### [EXERCISE DETAILS]
In the records that follow, show each line where the word "キッチンの自分で掃除する箇所はどこですか" is present.

--- begin RECORDS TO PROCESS ---

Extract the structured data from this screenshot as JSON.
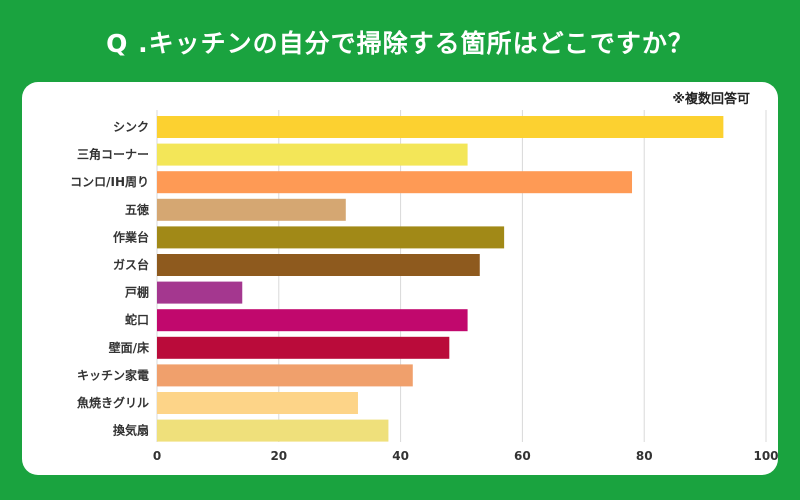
{
  "header": {
    "title": "Q .キッチンの自分で掃除する箇所はどこですか？"
  },
  "note": "※複数回答可",
  "colors": {
    "background": "#1aa33f",
    "panel": "#ffffff",
    "grid": "#d9d9d9"
  },
  "chart_data": {
    "type": "bar",
    "orientation": "horizontal",
    "title": "Q .キッチンの自分で掃除する箇所はどこですか？",
    "xlim": [
      0,
      100
    ],
    "xticks": [
      0,
      20,
      40,
      60,
      80,
      100
    ],
    "grid": true,
    "categories": [
      "シンク",
      "三角コーナー",
      "コンロ/IH周り",
      "五徳",
      "作業台",
      "ガス台",
      "戸棚",
      "蛇口",
      "壁面/床",
      "キッチン家電",
      "魚焼きグリル",
      "換気扇"
    ],
    "values": [
      93,
      51,
      78,
      31,
      57,
      53,
      14,
      51,
      48,
      42,
      33,
      38
    ],
    "bar_colors": [
      "#fcd130",
      "#f3e658",
      "#fe9a55",
      "#d5a772",
      "#a18917",
      "#8e5a1e",
      "#a4378f",
      "#c1086d",
      "#ba0b3a",
      "#f0a06c",
      "#fdd488",
      "#efe07b"
    ]
  }
}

--- end RECORDS TO PROCESS ---

### [THE REPLY]
    "title": "Q .キッチンの自分で掃除する箇所はどこですか？"
    "title": "Q .キッチンの自分で掃除する箇所はどこですか？",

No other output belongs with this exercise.